▶ _Instructions for the task_:
Leave the pictures out and transcribe every record exactly.

(Data excerpts)
┌──

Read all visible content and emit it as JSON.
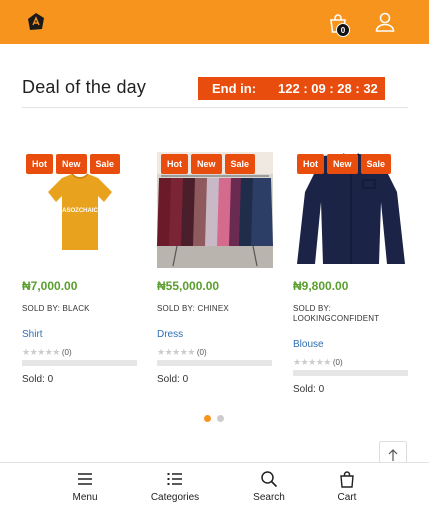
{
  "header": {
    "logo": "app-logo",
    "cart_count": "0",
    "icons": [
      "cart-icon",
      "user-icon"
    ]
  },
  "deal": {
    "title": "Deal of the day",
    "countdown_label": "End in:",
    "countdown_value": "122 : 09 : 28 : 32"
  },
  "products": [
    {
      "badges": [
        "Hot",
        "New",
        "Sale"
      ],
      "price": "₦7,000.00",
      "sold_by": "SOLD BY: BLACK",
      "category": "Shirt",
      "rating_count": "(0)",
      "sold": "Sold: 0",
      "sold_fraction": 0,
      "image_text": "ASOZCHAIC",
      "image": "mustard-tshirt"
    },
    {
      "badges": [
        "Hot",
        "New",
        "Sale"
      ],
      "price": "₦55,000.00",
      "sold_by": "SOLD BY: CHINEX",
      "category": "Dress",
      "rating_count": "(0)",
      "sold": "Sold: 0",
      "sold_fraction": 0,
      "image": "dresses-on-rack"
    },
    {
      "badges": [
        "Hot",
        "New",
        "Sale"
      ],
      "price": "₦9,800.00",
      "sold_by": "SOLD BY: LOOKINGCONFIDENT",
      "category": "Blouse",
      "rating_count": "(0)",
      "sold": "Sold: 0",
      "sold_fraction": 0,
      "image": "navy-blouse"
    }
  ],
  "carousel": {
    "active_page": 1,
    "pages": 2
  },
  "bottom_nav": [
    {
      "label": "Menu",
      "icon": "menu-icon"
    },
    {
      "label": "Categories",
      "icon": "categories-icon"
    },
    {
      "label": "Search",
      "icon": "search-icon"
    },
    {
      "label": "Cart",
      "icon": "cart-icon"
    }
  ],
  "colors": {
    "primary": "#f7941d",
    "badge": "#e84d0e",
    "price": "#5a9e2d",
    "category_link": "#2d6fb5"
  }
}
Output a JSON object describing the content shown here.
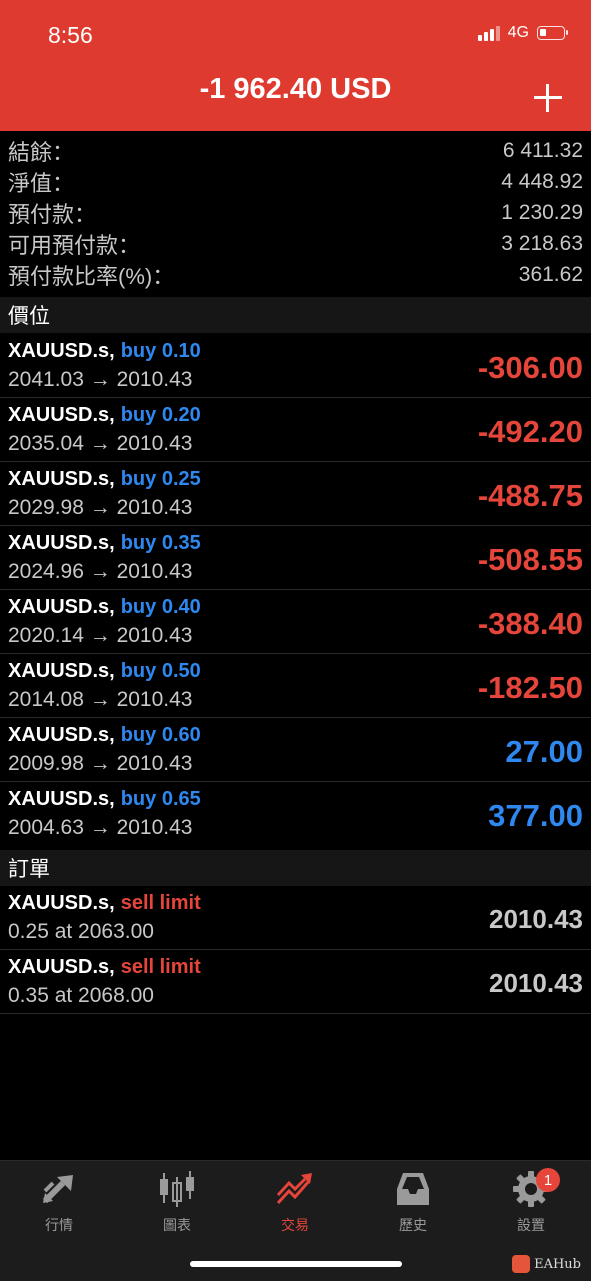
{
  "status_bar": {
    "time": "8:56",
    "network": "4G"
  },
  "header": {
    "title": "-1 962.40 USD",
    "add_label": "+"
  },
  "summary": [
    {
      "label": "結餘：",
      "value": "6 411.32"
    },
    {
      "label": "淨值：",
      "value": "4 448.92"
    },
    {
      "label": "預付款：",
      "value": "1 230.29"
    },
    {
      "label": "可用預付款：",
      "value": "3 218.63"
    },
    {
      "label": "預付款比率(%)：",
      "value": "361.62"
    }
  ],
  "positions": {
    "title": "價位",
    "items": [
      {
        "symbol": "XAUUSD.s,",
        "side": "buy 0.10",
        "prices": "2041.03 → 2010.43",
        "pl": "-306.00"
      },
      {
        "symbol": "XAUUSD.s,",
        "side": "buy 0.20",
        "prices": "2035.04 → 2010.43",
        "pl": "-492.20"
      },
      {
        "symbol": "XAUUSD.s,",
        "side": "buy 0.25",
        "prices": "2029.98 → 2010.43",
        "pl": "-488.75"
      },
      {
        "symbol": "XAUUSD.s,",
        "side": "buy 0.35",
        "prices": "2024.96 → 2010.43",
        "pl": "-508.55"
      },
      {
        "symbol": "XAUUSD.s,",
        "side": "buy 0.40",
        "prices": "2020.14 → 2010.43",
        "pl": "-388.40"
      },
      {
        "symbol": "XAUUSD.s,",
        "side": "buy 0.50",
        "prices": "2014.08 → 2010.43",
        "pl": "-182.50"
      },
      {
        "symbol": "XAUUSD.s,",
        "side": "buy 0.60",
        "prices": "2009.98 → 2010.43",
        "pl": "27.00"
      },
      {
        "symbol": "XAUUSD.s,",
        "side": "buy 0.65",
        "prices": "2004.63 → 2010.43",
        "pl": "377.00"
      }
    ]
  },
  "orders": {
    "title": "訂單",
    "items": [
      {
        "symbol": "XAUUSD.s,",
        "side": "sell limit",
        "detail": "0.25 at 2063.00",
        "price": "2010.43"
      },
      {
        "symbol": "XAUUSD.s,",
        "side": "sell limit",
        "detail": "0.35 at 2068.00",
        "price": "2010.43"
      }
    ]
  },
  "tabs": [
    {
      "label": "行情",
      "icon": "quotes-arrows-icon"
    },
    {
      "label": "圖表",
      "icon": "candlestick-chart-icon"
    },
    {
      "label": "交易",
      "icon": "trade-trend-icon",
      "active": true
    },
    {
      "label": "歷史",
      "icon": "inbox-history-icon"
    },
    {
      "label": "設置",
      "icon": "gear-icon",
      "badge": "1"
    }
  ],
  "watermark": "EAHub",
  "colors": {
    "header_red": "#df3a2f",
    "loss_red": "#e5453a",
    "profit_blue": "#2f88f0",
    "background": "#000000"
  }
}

└──

▶ _Task solution_:
Read all visible content and emit it as JSON.
{
  "header": {
    "logo": "app-logo",
    "cart_count": "0",
    "icons": [
      "cart-icon",
      "user-icon"
    ]
  },
  "deal": {
    "title": "Deal of the day",
    "countdown_label": "End in:",
    "countdown_value": "122 : 09 : 28 : 32"
  },
  "products": [
    {
      "badges": [
        "Hot",
        "New",
        "Sale"
      ],
      "price": "₦7,000.00",
      "sold_by": "SOLD BY: BLACK",
      "category": "Shirt",
      "rating_count": "(0)",
      "sold": "Sold: 0",
      "sold_fraction": 0,
      "image_text": "ASOZCHAIC",
      "image": "mustard-tshirt"
    },
    {
      "badges": [
        "Hot",
        "New",
        "Sale"
      ],
      "price": "₦55,000.00",
      "sold_by": "SOLD BY: CHINEX",
      "category": "Dress",
      "rating_count": "(0)",
      "sold": "Sold: 0",
      "sold_fraction": 0,
      "image": "dresses-on-rack"
    },
    {
      "badges": [
        "Hot",
        "New",
        "Sale"
      ],
      "price": "₦9,800.00",
      "sold_by": "SOLD BY: LOOKINGCONFIDENT",
      "category": "Blouse",
      "rating_count": "(0)",
      "sold": "Sold: 0",
      "sold_fraction": 0,
      "image": "navy-blouse"
    }
  ],
  "carousel": {
    "active_page": 1,
    "pages": 2
  },
  "bottom_nav": [
    {
      "label": "Menu",
      "icon": "menu-icon"
    },
    {
      "label": "Categories",
      "icon": "categories-icon"
    },
    {
      "label": "Search",
      "icon": "search-icon"
    },
    {
      "label": "Cart",
      "icon": "cart-icon"
    }
  ],
  "colors": {
    "primary": "#f7941d",
    "badge": "#e84d0e",
    "price": "#5a9e2d",
    "category_link": "#2d6fb5"
  }
}
Output a JSON object describing the content shown here.
{
  "status_bar": {
    "time": "8:56",
    "network": "4G"
  },
  "header": {
    "title": "-1 962.40 USD",
    "add_label": "+"
  },
  "summary": [
    {
      "label": "結餘：",
      "value": "6 411.32"
    },
    {
      "label": "淨值：",
      "value": "4 448.92"
    },
    {
      "label": "預付款：",
      "value": "1 230.29"
    },
    {
      "label": "可用預付款：",
      "value": "3 218.63"
    },
    {
      "label": "預付款比率(%)：",
      "value": "361.62"
    }
  ],
  "positions": {
    "title": "價位",
    "items": [
      {
        "symbol": "XAUUSD.s,",
        "side": "buy 0.10",
        "prices": "2041.03 → 2010.43",
        "pl": "-306.00"
      },
      {
        "symbol": "XAUUSD.s,",
        "side": "buy 0.20",
        "prices": "2035.04 → 2010.43",
        "pl": "-492.20"
      },
      {
        "symbol": "XAUUSD.s,",
        "side": "buy 0.25",
        "prices": "2029.98 → 2010.43",
        "pl": "-488.75"
      },
      {
        "symbol": "XAUUSD.s,",
        "side": "buy 0.35",
        "prices": "2024.96 → 2010.43",
        "pl": "-508.55"
      },
      {
        "symbol": "XAUUSD.s,",
        "side": "buy 0.40",
        "prices": "2020.14 → 2010.43",
        "pl": "-388.40"
      },
      {
        "symbol": "XAUUSD.s,",
        "side": "buy 0.50",
        "prices": "2014.08 → 2010.43",
        "pl": "-182.50"
      },
      {
        "symbol": "XAUUSD.s,",
        "side": "buy 0.60",
        "prices": "2009.98 → 2010.43",
        "pl": "27.00"
      },
      {
        "symbol": "XAUUSD.s,",
        "side": "buy 0.65",
        "prices": "2004.63 → 2010.43",
        "pl": "377.00"
      }
    ]
  },
  "orders": {
    "title": "訂單",
    "items": [
      {
        "symbol": "XAUUSD.s,",
        "side": "sell limit",
        "detail": "0.25 at 2063.00",
        "price": "2010.43"
      },
      {
        "symbol": "XAUUSD.s,",
        "side": "sell limit",
        "detail": "0.35 at 2068.00",
        "price": "2010.43"
      }
    ]
  },
  "tabs": [
    {
      "label": "行情",
      "icon": "quotes-arrows-icon"
    },
    {
      "label": "圖表",
      "icon": "candlestick-chart-icon"
    },
    {
      "label": "交易",
      "icon": "trade-trend-icon",
      "active": true
    },
    {
      "label": "歷史",
      "icon": "inbox-history-icon"
    },
    {
      "label": "設置",
      "icon": "gear-icon",
      "badge": "1"
    }
  ],
  "watermark": "EAHub",
  "colors": {
    "header_red": "#df3a2f",
    "loss_red": "#e5453a",
    "profit_blue": "#2f88f0",
    "background": "#000000"
  }
}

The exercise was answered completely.